====== DATA FOR PROCESSING ======

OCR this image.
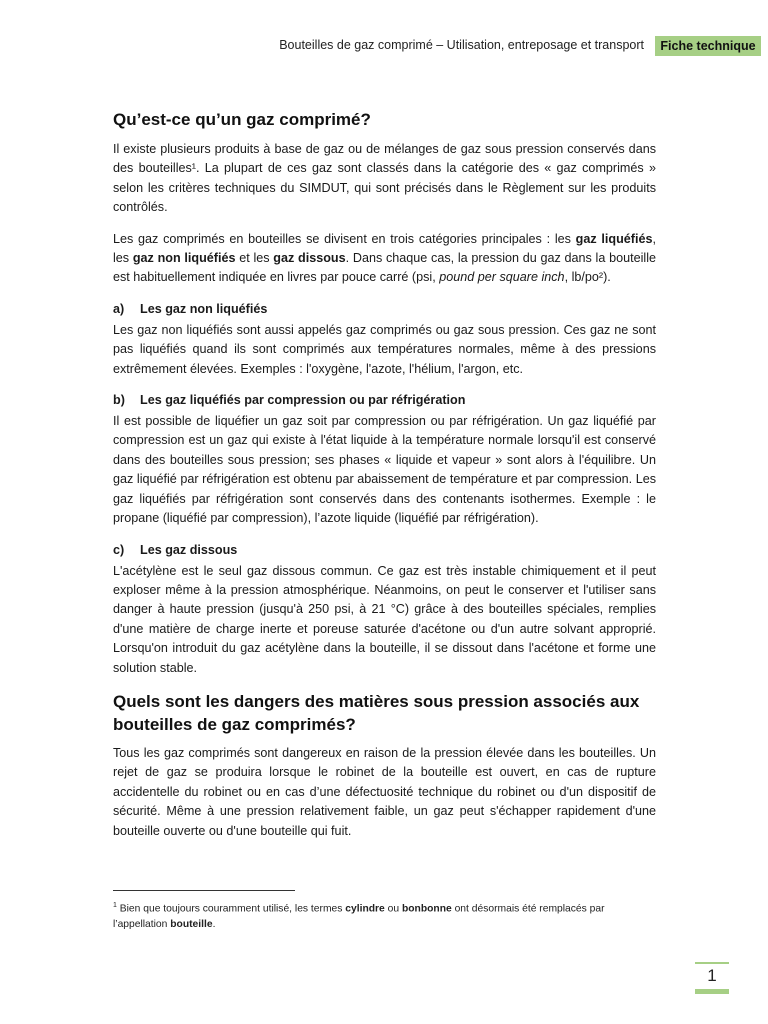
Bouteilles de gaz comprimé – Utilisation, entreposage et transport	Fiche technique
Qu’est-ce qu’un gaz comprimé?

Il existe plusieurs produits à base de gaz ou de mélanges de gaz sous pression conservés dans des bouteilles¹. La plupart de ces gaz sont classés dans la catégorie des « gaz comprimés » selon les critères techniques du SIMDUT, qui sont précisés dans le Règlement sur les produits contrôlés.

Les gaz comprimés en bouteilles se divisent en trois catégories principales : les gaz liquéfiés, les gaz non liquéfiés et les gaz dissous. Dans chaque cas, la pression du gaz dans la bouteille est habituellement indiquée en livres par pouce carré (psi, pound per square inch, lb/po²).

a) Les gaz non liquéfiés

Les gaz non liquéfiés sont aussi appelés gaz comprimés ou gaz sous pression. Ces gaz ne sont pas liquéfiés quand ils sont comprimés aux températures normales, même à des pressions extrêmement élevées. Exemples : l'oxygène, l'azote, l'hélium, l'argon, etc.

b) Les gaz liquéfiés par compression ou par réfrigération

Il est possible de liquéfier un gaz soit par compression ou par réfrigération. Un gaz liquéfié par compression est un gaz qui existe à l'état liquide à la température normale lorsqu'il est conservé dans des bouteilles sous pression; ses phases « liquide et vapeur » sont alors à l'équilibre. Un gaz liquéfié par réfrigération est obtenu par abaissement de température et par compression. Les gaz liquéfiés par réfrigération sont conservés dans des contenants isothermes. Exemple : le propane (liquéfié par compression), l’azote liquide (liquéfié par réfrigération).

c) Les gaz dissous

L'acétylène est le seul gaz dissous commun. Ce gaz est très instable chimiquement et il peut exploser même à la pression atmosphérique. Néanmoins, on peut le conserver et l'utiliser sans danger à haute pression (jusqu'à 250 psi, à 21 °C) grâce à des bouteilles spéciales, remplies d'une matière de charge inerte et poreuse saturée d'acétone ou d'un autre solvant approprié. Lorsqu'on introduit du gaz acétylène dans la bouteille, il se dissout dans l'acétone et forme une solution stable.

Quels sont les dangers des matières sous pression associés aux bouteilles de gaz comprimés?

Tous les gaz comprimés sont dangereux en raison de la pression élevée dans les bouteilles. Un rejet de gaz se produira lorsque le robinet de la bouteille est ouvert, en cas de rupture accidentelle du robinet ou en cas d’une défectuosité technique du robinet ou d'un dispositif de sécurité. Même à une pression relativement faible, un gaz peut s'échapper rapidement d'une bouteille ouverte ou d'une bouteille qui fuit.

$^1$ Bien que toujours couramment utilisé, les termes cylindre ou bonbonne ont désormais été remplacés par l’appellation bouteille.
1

======

Copy out each line of the data containing the string "dans".

OUTPUT FOR THIS EXERCISE ->
Il existe plusieurs produits à base de gaz ou de mélanges de gaz sous pression conservés dans des bouteilles¹. La plupart de ces gaz sont classés dans la catégorie des « gaz comprimés » selon les critères techniques du SIMDUT, qui sont précisés dans le Règlement sur les produits contrôlés.
Les gaz comprimés en bouteilles se divisent en trois catégories principales : les gaz liquéfiés, les gaz non liquéfiés et les gaz dissous. Dans chaque cas, la pression du gaz dans la bouteille est habituellement indiquée en livres par pouce carré (psi, pound per square inch, lb/po²).
Il est possible de liquéfier un gaz soit par compression ou par réfrigération. Un gaz liquéfié par compression est un gaz qui existe à l'état liquide à la température normale lorsqu'il est conservé dans des bouteilles sous pression; ses phases « liquide et vapeur » sont alors à l'équilibre. Un gaz liquéfié par réfrigération est obtenu par abaissement de température et par compression. Les gaz liquéfiés par réfrigération sont conservés dans des contenants isothermes. Exemple : le propane (liquéfié par compression), l’azote liquide (liquéfié par réfrigération).
L'acétylène est le seul gaz dissous commun. Ce gaz est très instable chimiquement et il peut exploser même à la pression atmosphérique. Néanmoins, on peut le conserver et l'utiliser sans danger à haute pression (jusqu'à 250 psi, à 21 °C) grâce à des bouteilles spéciales, remplies d'une matière de charge inerte et poreuse saturée d'acétone ou d'un autre solvant approprié. Lorsqu'on introduit du gaz acétylène dans la bouteille, il se dissout dans l'acétone et forme une solution stable.
Tous les gaz comprimés sont dangereux en raison de la pression élevée dans les bouteilles. Un rejet de gaz se produira lorsque le robinet de la bouteille est ouvert, en cas de rupture accidentelle du robinet ou en cas d’une défectuosité technique du robinet ou d'un dispositif de sécurité. Même à une pression relativement faible, un gaz peut s'échapper rapidement d'une bouteille ouverte ou d'une bouteille qui fuit.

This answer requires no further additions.